_TASK OBJECTIVE:_ Of the lines in the listing, how many include the string "Vaughan"? Write the number and nothing else.
---
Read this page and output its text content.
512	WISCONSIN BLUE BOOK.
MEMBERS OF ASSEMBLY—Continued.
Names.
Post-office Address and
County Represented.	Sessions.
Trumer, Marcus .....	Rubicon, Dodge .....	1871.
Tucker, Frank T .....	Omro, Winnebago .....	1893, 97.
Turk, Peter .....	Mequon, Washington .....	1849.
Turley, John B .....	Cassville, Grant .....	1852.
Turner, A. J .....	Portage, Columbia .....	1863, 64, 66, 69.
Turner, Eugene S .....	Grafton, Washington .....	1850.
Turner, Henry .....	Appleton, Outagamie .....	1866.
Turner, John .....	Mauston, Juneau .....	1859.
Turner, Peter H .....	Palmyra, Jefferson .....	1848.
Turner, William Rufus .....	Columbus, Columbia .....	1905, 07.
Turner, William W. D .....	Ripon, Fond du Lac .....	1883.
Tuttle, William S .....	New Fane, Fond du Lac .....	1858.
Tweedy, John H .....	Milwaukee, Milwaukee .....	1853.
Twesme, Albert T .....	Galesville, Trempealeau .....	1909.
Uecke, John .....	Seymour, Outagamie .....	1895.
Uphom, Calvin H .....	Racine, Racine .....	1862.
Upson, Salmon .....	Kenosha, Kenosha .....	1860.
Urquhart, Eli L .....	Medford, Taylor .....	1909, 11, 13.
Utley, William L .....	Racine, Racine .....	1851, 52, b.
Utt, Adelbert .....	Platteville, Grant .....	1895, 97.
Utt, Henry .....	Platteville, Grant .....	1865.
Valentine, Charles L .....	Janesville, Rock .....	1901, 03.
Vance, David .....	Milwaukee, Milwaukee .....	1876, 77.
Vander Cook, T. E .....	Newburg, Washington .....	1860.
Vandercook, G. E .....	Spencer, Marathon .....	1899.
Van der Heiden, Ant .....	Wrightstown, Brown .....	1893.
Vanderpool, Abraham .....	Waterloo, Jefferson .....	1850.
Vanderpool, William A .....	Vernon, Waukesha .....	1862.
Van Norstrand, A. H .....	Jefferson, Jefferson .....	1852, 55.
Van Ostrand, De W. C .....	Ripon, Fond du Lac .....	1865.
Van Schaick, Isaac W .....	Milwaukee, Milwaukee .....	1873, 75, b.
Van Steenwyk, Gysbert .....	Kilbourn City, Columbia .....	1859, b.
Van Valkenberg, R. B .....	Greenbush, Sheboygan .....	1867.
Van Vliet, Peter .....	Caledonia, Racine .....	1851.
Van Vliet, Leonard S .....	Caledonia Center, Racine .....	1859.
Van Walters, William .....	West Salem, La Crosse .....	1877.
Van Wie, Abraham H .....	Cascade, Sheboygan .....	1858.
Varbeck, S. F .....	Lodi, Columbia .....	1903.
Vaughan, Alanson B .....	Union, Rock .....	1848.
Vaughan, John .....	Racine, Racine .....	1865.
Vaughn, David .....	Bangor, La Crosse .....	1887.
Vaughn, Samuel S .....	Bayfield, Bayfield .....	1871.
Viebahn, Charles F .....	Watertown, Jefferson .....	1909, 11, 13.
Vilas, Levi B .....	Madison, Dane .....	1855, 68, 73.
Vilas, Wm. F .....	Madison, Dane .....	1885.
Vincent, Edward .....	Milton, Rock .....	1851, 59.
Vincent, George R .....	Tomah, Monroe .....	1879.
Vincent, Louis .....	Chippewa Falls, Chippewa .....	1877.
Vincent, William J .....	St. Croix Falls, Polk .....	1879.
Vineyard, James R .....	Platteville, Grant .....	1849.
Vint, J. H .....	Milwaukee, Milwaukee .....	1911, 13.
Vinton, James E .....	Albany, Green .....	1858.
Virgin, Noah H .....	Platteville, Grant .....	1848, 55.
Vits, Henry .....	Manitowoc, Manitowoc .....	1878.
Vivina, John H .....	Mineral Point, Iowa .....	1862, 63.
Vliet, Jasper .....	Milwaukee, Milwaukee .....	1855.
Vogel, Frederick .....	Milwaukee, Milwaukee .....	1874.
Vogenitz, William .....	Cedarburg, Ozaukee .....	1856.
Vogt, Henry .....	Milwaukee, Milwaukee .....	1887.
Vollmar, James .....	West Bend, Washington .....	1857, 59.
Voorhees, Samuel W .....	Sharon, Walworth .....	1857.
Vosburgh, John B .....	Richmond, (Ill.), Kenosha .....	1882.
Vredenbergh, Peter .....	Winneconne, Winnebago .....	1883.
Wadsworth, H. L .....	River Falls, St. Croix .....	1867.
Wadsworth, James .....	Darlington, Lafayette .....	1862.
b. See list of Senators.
---
_THE RESULT:_ 2